[START]

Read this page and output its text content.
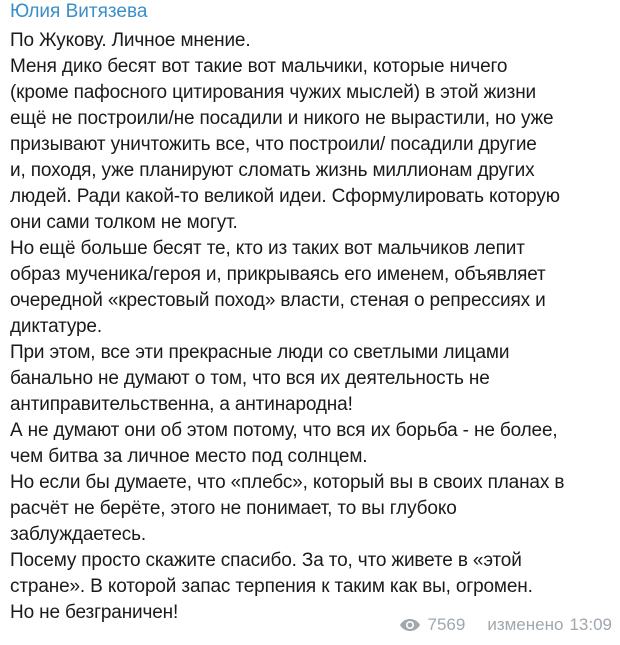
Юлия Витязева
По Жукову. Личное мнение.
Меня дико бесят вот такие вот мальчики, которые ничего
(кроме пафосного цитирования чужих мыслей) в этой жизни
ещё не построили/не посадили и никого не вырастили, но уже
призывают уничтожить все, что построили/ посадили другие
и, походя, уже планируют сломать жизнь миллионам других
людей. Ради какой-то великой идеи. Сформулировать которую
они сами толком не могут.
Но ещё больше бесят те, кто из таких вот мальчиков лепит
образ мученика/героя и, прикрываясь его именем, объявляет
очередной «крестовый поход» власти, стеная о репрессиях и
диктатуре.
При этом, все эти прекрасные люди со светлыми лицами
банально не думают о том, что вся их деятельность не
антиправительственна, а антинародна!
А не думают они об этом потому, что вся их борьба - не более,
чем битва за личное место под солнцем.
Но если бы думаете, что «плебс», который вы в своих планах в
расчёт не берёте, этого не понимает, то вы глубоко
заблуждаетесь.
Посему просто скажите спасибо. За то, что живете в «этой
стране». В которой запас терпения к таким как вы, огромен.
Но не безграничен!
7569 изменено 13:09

[END]
[START]

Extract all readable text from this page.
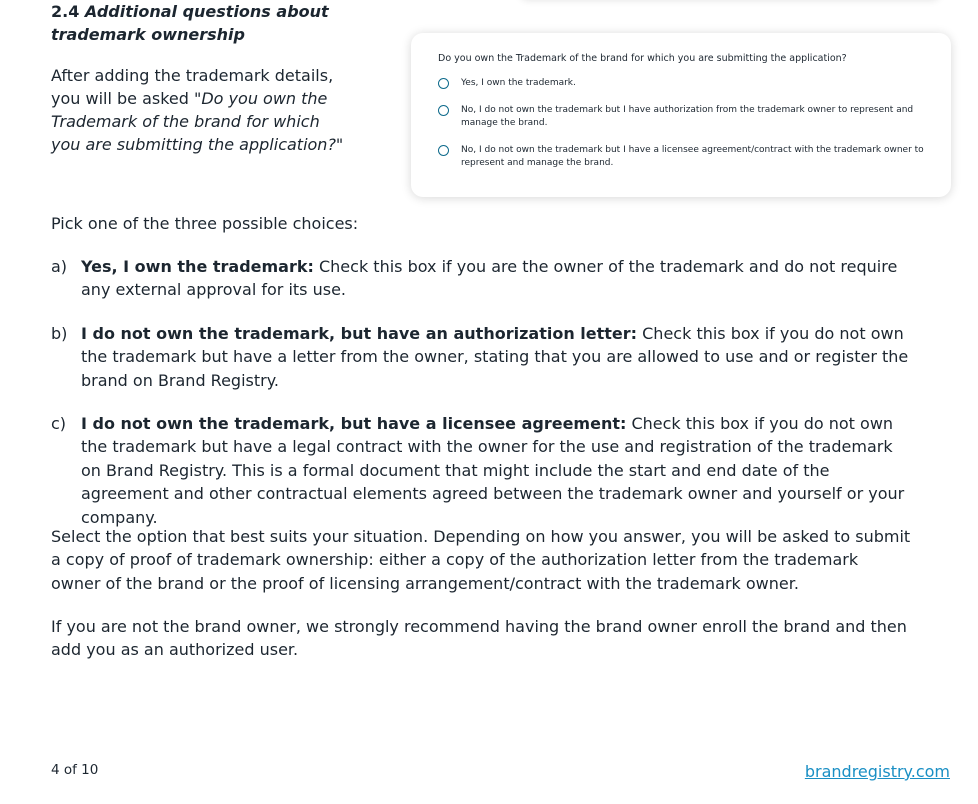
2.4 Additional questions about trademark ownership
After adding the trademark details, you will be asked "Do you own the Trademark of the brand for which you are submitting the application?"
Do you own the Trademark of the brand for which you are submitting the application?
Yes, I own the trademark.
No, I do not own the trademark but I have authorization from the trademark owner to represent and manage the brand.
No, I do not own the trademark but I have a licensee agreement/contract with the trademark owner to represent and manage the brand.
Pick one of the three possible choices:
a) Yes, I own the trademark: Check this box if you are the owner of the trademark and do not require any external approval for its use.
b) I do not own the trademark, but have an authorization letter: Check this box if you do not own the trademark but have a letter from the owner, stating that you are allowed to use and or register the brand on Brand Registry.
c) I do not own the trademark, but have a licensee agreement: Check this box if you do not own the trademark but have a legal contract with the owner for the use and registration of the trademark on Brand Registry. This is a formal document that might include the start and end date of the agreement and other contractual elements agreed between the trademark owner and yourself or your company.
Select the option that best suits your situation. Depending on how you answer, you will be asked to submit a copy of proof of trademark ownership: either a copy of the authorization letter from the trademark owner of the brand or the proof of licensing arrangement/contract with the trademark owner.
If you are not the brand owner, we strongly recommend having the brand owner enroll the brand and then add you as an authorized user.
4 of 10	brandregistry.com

[END]

- SET EXERCISE
Using the listing above, locate the lines that hold "application" and copy each one.

- RESULT OF THE EXERCISE
After adding the trademark details, you will be asked "Do you own the Trademark of the brand for which you are submitting the application?"
Do you own the Trademark of the brand for which you are submitting the application?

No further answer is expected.